WHAT YOU NEED TO DO: Rename "interactable" to "clickable" everywhere in the entries below and reproduce them with nothing else changed.

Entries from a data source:

-- Start --

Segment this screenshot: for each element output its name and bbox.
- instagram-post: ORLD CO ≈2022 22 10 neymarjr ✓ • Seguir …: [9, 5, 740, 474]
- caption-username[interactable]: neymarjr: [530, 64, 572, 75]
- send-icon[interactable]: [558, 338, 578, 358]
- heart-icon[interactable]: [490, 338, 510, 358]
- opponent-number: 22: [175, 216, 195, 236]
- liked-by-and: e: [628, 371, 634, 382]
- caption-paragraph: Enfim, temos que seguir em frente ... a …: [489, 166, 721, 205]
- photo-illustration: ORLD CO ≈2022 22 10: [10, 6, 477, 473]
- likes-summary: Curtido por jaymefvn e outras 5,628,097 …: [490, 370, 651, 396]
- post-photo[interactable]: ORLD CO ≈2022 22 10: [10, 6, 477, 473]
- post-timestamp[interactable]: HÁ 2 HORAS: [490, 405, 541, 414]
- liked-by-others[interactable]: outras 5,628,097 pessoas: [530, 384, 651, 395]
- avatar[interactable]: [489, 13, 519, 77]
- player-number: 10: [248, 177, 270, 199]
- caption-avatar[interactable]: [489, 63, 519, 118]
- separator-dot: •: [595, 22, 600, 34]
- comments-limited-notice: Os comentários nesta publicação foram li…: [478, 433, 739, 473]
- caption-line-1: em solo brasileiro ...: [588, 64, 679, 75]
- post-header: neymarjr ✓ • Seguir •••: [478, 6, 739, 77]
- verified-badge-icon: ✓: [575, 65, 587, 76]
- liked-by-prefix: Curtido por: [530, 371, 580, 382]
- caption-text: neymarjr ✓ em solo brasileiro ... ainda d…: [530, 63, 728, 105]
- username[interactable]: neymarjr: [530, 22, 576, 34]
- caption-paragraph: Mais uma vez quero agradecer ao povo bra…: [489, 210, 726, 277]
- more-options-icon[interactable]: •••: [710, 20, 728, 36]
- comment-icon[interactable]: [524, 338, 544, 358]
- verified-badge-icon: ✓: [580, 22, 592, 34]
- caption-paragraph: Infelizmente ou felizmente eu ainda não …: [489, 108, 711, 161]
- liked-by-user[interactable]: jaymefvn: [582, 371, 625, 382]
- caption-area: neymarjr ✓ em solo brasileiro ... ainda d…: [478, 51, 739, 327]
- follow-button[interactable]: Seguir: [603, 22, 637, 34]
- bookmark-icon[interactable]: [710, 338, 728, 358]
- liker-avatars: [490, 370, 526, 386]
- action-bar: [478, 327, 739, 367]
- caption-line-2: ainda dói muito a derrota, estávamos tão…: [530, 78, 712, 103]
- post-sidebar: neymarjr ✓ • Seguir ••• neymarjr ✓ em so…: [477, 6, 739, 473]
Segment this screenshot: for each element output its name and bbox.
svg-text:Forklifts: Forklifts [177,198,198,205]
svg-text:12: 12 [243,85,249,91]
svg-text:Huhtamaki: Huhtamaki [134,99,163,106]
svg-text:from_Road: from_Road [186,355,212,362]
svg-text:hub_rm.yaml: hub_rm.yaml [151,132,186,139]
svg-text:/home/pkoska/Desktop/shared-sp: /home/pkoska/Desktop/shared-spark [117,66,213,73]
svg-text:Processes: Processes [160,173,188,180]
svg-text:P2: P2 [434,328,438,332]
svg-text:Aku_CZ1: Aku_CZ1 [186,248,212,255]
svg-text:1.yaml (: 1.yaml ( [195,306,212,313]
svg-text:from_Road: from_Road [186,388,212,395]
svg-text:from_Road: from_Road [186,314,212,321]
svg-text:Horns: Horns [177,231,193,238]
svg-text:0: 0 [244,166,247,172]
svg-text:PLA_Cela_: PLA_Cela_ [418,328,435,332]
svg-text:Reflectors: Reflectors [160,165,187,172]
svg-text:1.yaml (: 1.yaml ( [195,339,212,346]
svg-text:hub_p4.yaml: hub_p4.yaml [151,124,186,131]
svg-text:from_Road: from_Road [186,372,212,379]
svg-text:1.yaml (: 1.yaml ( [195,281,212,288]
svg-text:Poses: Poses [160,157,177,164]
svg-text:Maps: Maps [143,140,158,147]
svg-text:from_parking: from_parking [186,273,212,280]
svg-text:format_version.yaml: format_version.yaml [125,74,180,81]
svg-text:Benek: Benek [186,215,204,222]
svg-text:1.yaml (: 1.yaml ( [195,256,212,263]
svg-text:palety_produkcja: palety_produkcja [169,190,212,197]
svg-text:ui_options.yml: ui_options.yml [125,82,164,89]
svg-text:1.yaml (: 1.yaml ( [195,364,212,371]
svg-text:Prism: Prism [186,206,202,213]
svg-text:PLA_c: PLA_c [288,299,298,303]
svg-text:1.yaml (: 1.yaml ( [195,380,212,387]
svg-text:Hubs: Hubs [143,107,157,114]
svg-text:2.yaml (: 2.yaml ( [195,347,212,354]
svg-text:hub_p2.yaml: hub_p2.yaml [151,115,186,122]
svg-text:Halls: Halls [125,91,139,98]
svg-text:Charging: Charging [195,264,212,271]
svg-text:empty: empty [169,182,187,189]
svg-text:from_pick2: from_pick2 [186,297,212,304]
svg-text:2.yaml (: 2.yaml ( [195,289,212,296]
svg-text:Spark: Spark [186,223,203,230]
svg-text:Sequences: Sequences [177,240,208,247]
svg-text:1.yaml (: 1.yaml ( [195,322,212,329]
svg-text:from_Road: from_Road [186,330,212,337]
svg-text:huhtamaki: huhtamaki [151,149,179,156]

-- End --

IN RESPONSE:
Segment this screenshot: for each element output its name and bbox.
- instagram-post: ORLD CO ≈2022 22 10 neymarjr ✓ • Seguir …: [9, 5, 740, 474]
- caption-username[clickable]: neymarjr: [530, 64, 572, 75]
- send-icon[clickable]: [558, 338, 578, 358]
- heart-icon[clickable]: [490, 338, 510, 358]
- opponent-number: 22: [175, 216, 195, 236]
- liked-by-and: e: [628, 371, 634, 382]
- caption-paragraph: Enfim, temos que seguir em frente ... a …: [489, 166, 721, 205]
- photo-illustration: ORLD CO ≈2022 22 10: [10, 6, 477, 473]
- likes-summary: Curtido por jaymefvn e outras 5,628,097 …: [490, 370, 651, 396]
- post-photo[clickable]: ORLD CO ≈2022 22 10: [10, 6, 477, 473]
- post-timestamp[clickable]: HÁ 2 HORAS: [490, 405, 541, 414]
- liked-by-others[clickable]: outras 5,628,097 pessoas: [530, 384, 651, 395]
- avatar[clickable]: [489, 13, 519, 77]
- player-number: 10: [248, 177, 270, 199]
- caption-avatar[clickable]: [489, 63, 519, 118]
- separator-dot: •: [595, 22, 600, 34]
- comments-limited-notice: Os comentários nesta publicação foram li…: [478, 433, 739, 473]
- caption-line-1: em solo brasileiro ...: [588, 64, 679, 75]
- post-header: neymarjr ✓ • Seguir •••: [478, 6, 739, 77]
- verified-badge-icon: ✓: [575, 65, 587, 76]
- liked-by-prefix: Curtido por: [530, 371, 580, 382]
- caption-text: neymarjr ✓ em solo brasileiro ... ainda d…: [530, 63, 728, 105]
- username[clickable]: neymarjr: [530, 22, 576, 34]
- caption-paragraph: Mais uma vez quero agradecer ao povo bra…: [489, 210, 726, 277]
- more-options-icon[clickable]: •••: [710, 20, 728, 36]
- comment-icon[clickable]: [524, 338, 544, 358]
- verified-badge-icon: ✓: [580, 22, 592, 34]
- caption-paragraph: Infelizmente ou felizmente eu ainda não …: [489, 108, 711, 161]
- liked-by-user[clickable]: jaymefvn: [582, 371, 625, 382]
- caption-area: neymarjr ✓ em solo brasileiro ... ainda d…: [478, 51, 739, 327]
- follow-button[clickable]: Seguir: [603, 22, 637, 34]
- bookmark-icon[clickable]: [710, 338, 728, 358]
- liker-avatars: [490, 370, 526, 386]
- action-bar: [478, 327, 739, 367]
- caption-line-2: ainda dói muito a derrota, estávamos tão…: [530, 78, 712, 103]
- post-sidebar: neymarjr ✓ • Seguir ••• neymarjr ✓ em so…: [477, 6, 739, 473]
Segment this screenshot: for each element output its name and bbox.
svg-text:Forklifts: Forklifts [177,198,198,205]
svg-text:12: 12 [243,85,249,91]
svg-text:Huhtamaki: Huhtamaki [134,99,163,106]
svg-text:from_Road: from_Road [186,355,212,362]
svg-text:hub_rm.yaml: hub_rm.yaml [151,132,186,139]
svg-text:/home/pkoska/Desktop/shared-sp: /home/pkoska/Desktop/shared-spark [117,66,213,73]
svg-text:Processes: Processes [160,173,188,180]
svg-text:P2: P2 [434,328,438,332]
svg-text:Aku_CZ1: Aku_CZ1 [186,248,212,255]
svg-text:1.yaml (: 1.yaml ( [195,306,212,313]
svg-text:from_Road: from_Road [186,388,212,395]
svg-text:from_Road: from_Road [186,314,212,321]
svg-text:Horns: Horns [177,231,193,238]
svg-text:0: 0 [244,166,247,172]
svg-text:PLA_Cela_: PLA_Cela_ [418,328,435,332]
svg-text:Reflectors: Reflectors [160,165,187,172]
svg-text:1.yaml (: 1.yaml ( [195,339,212,346]
svg-text:hub_p4.yaml: hub_p4.yaml [151,124,186,131]
svg-text:from_Road: from_Road [186,372,212,379]
svg-text:1.yaml (: 1.yaml ( [195,281,212,288]
svg-text:Poses: Poses [160,157,177,164]
svg-text:Maps: Maps [143,140,158,147]
svg-text:from_parking: from_parking [186,273,212,280]
svg-text:format_version.yaml: format_version.yaml [125,74,180,81]
svg-text:Benek: Benek [186,215,204,222]
svg-text:1.yaml (: 1.yaml ( [195,256,212,263]
svg-text:palety_produkcja: palety_produkcja [169,190,212,197]
svg-text:ui_options.yml: ui_options.yml [125,82,164,89]
svg-text:1.yaml (: 1.yaml ( [195,364,212,371]
svg-text:Prism: Prism [186,206,202,213]
svg-text:PLA_c: PLA_c [288,299,298,303]
svg-text:1.yaml (: 1.yaml ( [195,380,212,387]
svg-text:Hubs: Hubs [143,107,157,114]
svg-text:2.yaml (: 2.yaml ( [195,347,212,354]
svg-text:hub_p2.yaml: hub_p2.yaml [151,115,186,122]
svg-text:Halls: Halls [125,91,139,98]
svg-text:Charging: Charging [195,264,212,271]
svg-text:empty: empty [169,182,187,189]
svg-text:from_pick2: from_pick2 [186,297,212,304]
svg-text:2.yaml (: 2.yaml ( [195,289,212,296]
svg-text:Spark: Spark [186,223,203,230]
svg-text:Sequences: Sequences [177,240,208,247]
svg-text:1.yaml (: 1.yaml ( [195,322,212,329]
svg-text:from_Road: from_Road [186,330,212,337]
svg-text:huhtamaki: huhtamaki [151,149,179,156]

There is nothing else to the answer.